╭─ PROVIDED DATA
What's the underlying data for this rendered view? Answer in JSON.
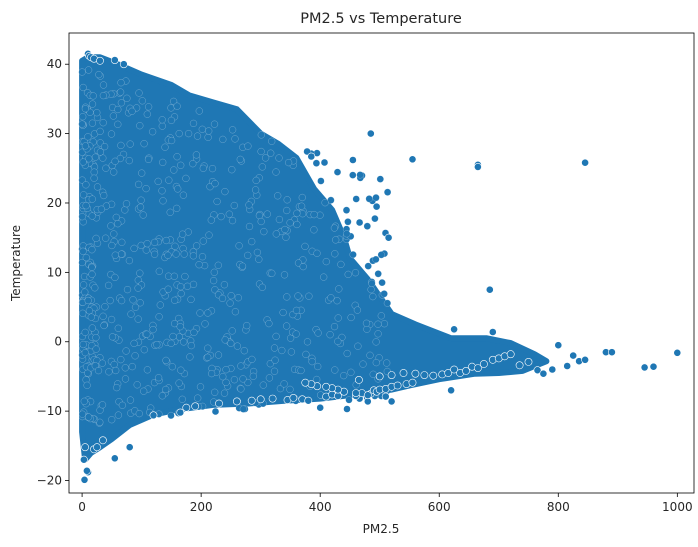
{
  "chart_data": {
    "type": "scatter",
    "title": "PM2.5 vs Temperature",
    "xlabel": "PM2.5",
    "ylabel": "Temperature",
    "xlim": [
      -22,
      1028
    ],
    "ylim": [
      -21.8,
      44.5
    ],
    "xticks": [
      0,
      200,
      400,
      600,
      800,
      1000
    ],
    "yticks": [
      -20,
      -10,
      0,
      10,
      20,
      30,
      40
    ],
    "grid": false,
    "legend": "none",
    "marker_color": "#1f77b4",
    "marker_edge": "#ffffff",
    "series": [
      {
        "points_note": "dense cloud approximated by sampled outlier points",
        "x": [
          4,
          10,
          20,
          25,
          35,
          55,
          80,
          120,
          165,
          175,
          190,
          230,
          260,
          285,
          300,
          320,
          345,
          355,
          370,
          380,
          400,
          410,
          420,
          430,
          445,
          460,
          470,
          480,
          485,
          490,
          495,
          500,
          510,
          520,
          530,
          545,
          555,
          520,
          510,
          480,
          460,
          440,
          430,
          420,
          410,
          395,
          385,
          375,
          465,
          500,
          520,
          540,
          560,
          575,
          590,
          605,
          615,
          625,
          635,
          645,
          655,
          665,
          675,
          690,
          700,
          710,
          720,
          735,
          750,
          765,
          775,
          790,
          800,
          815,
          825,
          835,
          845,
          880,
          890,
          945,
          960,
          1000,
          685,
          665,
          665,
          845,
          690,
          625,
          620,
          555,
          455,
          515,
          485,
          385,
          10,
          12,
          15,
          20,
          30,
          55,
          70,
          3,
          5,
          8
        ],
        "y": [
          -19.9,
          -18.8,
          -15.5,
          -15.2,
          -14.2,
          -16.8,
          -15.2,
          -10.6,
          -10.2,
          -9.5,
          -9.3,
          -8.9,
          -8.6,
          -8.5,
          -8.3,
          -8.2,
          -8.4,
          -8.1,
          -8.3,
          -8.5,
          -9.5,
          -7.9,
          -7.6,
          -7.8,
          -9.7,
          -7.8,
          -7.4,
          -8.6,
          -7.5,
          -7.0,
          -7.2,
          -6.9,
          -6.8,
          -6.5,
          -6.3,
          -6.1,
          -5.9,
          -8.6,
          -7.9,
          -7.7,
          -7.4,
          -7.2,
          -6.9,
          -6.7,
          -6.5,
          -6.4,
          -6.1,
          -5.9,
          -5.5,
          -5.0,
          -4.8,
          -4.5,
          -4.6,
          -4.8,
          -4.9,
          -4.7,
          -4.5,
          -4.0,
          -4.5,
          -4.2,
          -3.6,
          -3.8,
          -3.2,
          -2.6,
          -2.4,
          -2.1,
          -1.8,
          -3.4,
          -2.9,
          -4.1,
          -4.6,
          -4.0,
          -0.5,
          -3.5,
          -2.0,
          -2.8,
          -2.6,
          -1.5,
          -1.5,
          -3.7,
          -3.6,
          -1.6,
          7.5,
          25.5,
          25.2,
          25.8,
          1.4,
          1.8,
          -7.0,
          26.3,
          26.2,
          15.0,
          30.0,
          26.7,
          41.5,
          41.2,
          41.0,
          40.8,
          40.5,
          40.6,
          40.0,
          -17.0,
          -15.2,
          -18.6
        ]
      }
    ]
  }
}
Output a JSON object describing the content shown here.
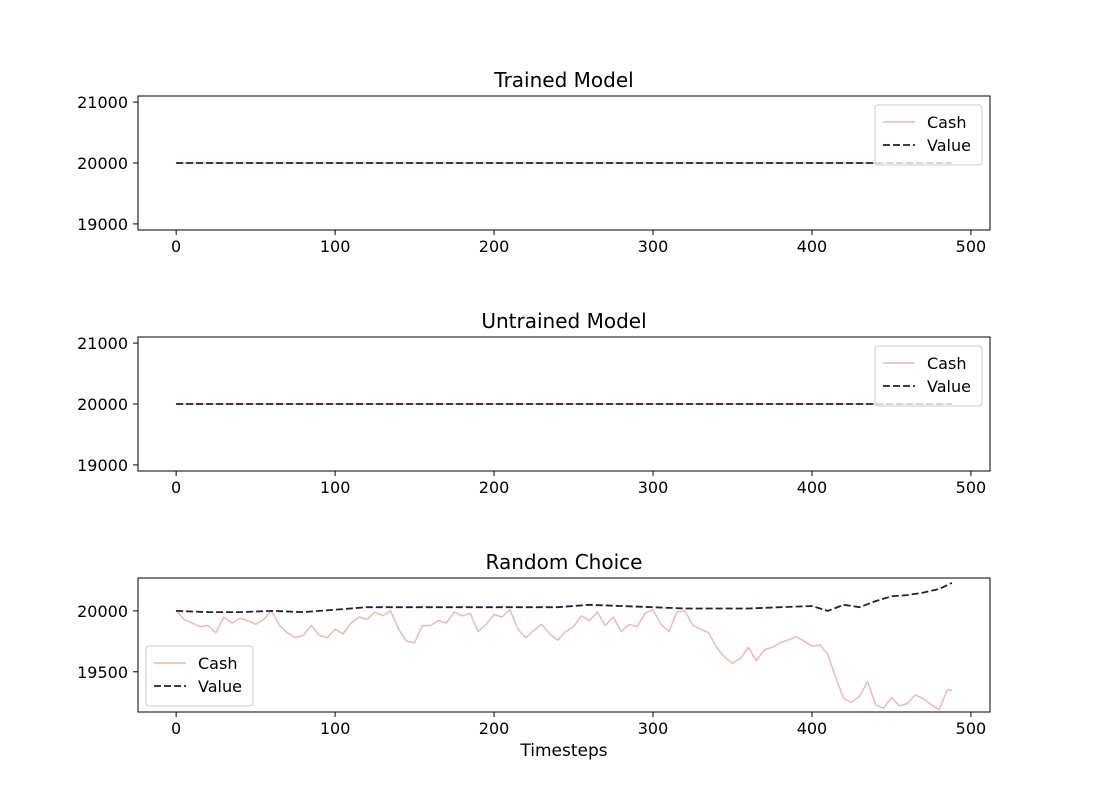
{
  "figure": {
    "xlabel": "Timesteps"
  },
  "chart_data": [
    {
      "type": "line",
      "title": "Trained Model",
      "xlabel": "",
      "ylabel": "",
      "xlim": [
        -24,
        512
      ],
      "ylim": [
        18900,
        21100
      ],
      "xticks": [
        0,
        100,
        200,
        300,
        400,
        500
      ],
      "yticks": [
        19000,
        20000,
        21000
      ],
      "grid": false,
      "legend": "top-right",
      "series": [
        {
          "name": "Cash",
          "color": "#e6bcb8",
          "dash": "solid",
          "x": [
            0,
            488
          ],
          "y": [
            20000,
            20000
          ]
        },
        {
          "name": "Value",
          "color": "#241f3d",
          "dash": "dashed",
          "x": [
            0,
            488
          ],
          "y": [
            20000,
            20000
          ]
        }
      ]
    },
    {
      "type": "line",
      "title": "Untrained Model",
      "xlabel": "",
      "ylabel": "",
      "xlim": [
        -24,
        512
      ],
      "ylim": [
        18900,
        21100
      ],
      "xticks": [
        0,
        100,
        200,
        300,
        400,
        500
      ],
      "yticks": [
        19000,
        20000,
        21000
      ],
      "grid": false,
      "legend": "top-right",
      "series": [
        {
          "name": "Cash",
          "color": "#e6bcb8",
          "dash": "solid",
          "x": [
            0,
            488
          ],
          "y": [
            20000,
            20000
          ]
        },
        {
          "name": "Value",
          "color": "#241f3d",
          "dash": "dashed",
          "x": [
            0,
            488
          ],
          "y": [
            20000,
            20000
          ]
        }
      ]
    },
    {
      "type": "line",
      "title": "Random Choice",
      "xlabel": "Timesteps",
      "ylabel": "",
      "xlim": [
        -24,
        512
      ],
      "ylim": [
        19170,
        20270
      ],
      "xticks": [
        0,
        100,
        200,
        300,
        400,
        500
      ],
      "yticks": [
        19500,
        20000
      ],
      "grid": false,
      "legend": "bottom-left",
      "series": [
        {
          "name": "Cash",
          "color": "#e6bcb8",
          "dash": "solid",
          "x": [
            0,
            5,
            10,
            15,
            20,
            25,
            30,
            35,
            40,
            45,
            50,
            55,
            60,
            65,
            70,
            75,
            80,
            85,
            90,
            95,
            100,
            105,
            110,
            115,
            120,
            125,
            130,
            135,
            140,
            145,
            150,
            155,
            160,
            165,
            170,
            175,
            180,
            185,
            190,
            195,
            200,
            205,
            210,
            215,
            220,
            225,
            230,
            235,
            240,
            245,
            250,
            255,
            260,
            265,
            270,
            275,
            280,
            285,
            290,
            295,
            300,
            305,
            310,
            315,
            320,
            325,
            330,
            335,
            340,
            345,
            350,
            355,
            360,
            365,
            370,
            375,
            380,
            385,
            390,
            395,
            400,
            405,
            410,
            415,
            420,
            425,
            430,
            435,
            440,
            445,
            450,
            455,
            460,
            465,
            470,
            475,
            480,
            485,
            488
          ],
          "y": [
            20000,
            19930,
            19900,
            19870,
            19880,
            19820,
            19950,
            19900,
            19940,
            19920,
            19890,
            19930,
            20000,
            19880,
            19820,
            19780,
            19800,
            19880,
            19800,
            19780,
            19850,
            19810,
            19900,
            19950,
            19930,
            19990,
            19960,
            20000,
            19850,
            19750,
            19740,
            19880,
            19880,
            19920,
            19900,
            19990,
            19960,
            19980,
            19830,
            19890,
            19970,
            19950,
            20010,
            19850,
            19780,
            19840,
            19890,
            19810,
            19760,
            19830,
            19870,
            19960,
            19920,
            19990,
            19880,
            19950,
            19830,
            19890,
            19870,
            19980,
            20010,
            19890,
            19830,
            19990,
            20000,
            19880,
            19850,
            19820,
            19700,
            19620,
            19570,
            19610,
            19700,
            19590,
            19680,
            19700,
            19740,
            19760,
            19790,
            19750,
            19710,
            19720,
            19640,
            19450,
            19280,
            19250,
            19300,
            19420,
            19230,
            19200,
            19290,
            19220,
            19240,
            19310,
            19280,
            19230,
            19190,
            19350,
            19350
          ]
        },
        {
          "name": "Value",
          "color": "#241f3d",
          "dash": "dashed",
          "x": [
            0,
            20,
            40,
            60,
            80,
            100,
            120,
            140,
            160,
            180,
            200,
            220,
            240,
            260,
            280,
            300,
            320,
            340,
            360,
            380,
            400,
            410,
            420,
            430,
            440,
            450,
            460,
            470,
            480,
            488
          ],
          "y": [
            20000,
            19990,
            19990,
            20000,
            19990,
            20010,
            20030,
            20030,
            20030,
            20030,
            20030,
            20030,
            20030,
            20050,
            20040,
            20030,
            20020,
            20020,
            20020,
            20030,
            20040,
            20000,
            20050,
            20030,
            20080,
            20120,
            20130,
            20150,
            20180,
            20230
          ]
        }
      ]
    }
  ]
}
╰─
• **JOB**: Gather every line from the listing above in which "legend" appears, and copy those lines.

• **ANSWER TO THIS TASK**:
    "legend": "none",
      "legend": "top-right",
      "legend": "top-right",
      "legend": "bottom-left",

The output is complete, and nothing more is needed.